Goal: Repeat the records below exactly.

(Dataset records)
────────────────────────────────────────
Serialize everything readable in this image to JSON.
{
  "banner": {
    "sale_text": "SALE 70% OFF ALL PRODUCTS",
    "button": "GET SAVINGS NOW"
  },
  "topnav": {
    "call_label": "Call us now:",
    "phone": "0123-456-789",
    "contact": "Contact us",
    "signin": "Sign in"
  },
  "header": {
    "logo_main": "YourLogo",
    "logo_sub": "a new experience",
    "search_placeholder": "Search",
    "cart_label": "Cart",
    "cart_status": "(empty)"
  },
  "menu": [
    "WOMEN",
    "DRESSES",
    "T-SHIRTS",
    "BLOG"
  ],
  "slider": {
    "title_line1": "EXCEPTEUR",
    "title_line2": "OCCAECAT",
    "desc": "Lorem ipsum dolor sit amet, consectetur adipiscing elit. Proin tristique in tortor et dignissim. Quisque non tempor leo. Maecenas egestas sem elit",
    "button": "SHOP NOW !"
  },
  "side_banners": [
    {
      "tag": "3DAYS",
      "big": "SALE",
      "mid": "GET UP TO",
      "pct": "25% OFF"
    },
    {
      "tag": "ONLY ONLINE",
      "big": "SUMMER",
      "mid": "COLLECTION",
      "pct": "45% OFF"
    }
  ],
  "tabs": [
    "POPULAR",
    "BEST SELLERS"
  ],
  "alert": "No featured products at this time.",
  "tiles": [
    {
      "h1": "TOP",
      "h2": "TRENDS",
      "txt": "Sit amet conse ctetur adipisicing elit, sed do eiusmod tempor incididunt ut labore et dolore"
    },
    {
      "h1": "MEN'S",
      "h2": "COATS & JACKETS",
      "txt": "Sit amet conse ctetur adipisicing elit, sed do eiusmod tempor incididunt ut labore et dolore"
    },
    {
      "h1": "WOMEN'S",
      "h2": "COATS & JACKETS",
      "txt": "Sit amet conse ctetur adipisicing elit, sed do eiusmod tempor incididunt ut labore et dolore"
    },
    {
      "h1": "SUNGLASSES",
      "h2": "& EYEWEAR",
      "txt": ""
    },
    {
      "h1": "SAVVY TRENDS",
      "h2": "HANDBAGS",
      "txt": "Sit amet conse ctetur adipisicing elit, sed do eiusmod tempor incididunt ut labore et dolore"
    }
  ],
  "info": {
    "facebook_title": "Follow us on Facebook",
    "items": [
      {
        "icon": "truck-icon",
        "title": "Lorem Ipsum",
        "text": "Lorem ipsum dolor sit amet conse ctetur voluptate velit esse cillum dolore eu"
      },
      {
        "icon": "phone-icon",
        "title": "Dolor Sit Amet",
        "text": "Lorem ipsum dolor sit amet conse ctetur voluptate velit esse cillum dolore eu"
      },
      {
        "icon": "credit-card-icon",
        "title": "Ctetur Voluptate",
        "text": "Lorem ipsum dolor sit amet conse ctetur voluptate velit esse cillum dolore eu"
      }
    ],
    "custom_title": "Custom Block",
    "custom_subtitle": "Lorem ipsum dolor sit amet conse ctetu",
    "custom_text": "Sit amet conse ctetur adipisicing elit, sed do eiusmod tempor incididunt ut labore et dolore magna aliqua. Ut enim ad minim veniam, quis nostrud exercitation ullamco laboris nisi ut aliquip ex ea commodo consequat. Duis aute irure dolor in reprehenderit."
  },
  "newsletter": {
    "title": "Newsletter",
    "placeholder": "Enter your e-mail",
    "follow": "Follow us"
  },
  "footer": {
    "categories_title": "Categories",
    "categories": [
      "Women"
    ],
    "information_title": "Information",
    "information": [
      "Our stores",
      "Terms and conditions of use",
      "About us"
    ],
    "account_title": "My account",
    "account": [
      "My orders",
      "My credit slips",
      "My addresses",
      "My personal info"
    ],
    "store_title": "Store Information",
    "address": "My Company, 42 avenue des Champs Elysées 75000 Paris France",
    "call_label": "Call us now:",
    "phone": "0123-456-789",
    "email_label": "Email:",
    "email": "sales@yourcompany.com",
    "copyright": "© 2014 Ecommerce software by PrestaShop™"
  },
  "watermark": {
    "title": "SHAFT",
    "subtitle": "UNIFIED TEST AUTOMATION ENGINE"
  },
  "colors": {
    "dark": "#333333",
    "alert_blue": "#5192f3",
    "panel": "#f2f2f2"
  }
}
────────────────────────────────────────
The output:
Serialize everything readable in this image to JSON.
{
  "banner": {
    "sale_text": "SALE 70% OFF ALL PRODUCTS",
    "button": "GET SAVINGS NOW"
  },
  "topnav": {
    "call_label": "Call us now:",
    "phone": "0123-456-789",
    "contact": "Contact us",
    "signin": "Sign in"
  },
  "header": {
    "logo_main": "YourLogo",
    "logo_sub": "a new experience",
    "search_placeholder": "Search",
    "cart_label": "Cart",
    "cart_status": "(empty)"
  },
  "menu": [
    "WOMEN",
    "DRESSES",
    "T-SHIRTS",
    "BLOG"
  ],
  "slider": {
    "title_line1": "EXCEPTEUR",
    "title_line2": "OCCAECAT",
    "desc": "Lorem ipsum dolor sit amet, consectetur adipiscing elit. Proin tristique in tortor et dignissim. Quisque non tempor leo. Maecenas egestas sem elit",
    "button": "SHOP NOW !"
  },
  "side_banners": [
    {
      "tag": "3DAYS",
      "big": "SALE",
      "mid": "GET UP TO",
      "pct": "25% OFF"
    },
    {
      "tag": "ONLY ONLINE",
      "big": "SUMMER",
      "mid": "COLLECTION",
      "pct": "45% OFF"
    }
  ],
  "tabs": [
    "POPULAR",
    "BEST SELLERS"
  ],
  "alert": "No featured products at this time.",
  "tiles": [
    {
      "h1": "TOP",
      "h2": "TRENDS",
      "txt": "Sit amet conse ctetur adipisicing elit, sed do eiusmod tempor incididunt ut labore et dolore"
    },
    {
      "h1": "MEN'S",
      "h2": "COATS & JACKETS",
      "txt": "Sit amet conse ctetur adipisicing elit, sed do eiusmod tempor incididunt ut labore et dolore"
    },
    {
      "h1": "WOMEN'S",
      "h2": "COATS & JACKETS",
      "txt": "Sit amet conse ctetur adipisicing elit, sed do eiusmod tempor incididunt ut labore et dolore"
    },
    {
      "h1": "SUNGLASSES",
      "h2": "& EYEWEAR",
      "txt": ""
    },
    {
      "h1": "SAVVY TRENDS",
      "h2": "HANDBAGS",
      "txt": "Sit amet conse ctetur adipisicing elit, sed do eiusmod tempor incididunt ut labore et dolore"
    }
  ],
  "info": {
    "facebook_title": "Follow us on Facebook",
    "items": [
      {
        "icon": "truck-icon",
        "title": "Lorem Ipsum",
        "text": "Lorem ipsum dolor sit amet conse ctetur voluptate velit esse cillum dolore eu"
      },
      {
        "icon": "phone-icon",
        "title": "Dolor Sit Amet",
        "text": "Lorem ipsum dolor sit amet conse ctetur voluptate velit esse cillum dolore eu"
      },
      {
        "icon": "credit-card-icon",
        "title": "Ctetur Voluptate",
        "text": "Lorem ipsum dolor sit amet conse ctetur voluptate velit esse cillum dolore eu"
      }
    ],
    "custom_title": "Custom Block",
    "custom_subtitle": "Lorem ipsum dolor sit amet conse ctetu",
    "custom_text": "Sit amet conse ctetur adipisicing elit, sed do eiusmod tempor incididunt ut labore et dolore magna aliqua. Ut enim ad minim veniam, quis nostrud exercitation ullamco laboris nisi ut aliquip ex ea commodo consequat. Duis aute irure dolor in reprehenderit."
  },
  "newsletter": {
    "title": "Newsletter",
    "placeholder": "Enter your e-mail",
    "follow": "Follow us"
  },
  "footer": {
    "categories_title": "Categories",
    "categories": [
      "Women"
    ],
    "information_title": "Information",
    "information": [
      "Our stores",
      "Terms and conditions of use",
      "About us"
    ],
    "account_title": "My account",
    "account": [
      "My orders",
      "My credit slips",
      "My addresses",
      "My personal info"
    ],
    "store_title": "Store Information",
    "address": "My Company, 42 avenue des Champs Elysées 75000 Paris France",
    "call_label": "Call us now:",
    "phone": "0123-456-789",
    "email_label": "Email:",
    "email": "sales@yourcompany.com",
    "copyright": "© 2014 Ecommerce software by PrestaShop™"
  },
  "watermark": {
    "title": "SHAFT",
    "subtitle": "UNIFIED TEST AUTOMATION ENGINE"
  },
  "colors": {
    "dark": "#333333",
    "alert_blue": "#5192f3",
    "panel": "#f2f2f2"
  }
}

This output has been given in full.